= Goal =
Wherever the string "сутності" appears in a line, extract that line.

Items from a data source
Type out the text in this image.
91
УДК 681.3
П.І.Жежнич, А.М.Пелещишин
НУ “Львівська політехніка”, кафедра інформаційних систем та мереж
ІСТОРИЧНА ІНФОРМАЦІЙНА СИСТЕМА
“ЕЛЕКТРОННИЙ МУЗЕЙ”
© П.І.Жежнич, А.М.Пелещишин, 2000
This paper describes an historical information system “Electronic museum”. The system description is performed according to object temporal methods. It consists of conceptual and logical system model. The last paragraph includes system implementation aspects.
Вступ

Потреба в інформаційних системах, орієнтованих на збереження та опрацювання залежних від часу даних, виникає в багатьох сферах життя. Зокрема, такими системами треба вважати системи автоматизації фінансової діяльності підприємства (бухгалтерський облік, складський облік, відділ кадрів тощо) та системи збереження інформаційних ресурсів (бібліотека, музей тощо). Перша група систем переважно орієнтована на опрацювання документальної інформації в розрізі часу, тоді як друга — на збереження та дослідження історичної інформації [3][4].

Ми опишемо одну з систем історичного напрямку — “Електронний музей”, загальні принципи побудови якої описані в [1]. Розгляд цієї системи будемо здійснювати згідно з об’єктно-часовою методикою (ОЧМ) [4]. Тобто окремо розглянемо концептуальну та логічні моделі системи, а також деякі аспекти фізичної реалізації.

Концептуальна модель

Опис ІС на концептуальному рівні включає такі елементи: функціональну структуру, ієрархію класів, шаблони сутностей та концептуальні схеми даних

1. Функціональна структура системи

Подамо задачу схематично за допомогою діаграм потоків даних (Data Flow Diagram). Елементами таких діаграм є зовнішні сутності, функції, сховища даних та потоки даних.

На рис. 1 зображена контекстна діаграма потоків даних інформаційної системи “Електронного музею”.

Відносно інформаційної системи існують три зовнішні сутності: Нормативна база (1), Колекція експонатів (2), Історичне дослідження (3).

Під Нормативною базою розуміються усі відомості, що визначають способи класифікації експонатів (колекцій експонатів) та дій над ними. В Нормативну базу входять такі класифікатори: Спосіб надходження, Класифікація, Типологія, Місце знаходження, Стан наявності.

= Solution to this exercise =
Подамо задачу схематично за допомогою діаграм потоків даних (Data Flow Diagram). Елементами таких діаграм є зовнішні сутності, функції, сховища даних та потоки даних.
Відносно інформаційної системи існують три зовнішні сутності: Нормативна база (1), Колекція експонатів (2), Історичне дослідження (3).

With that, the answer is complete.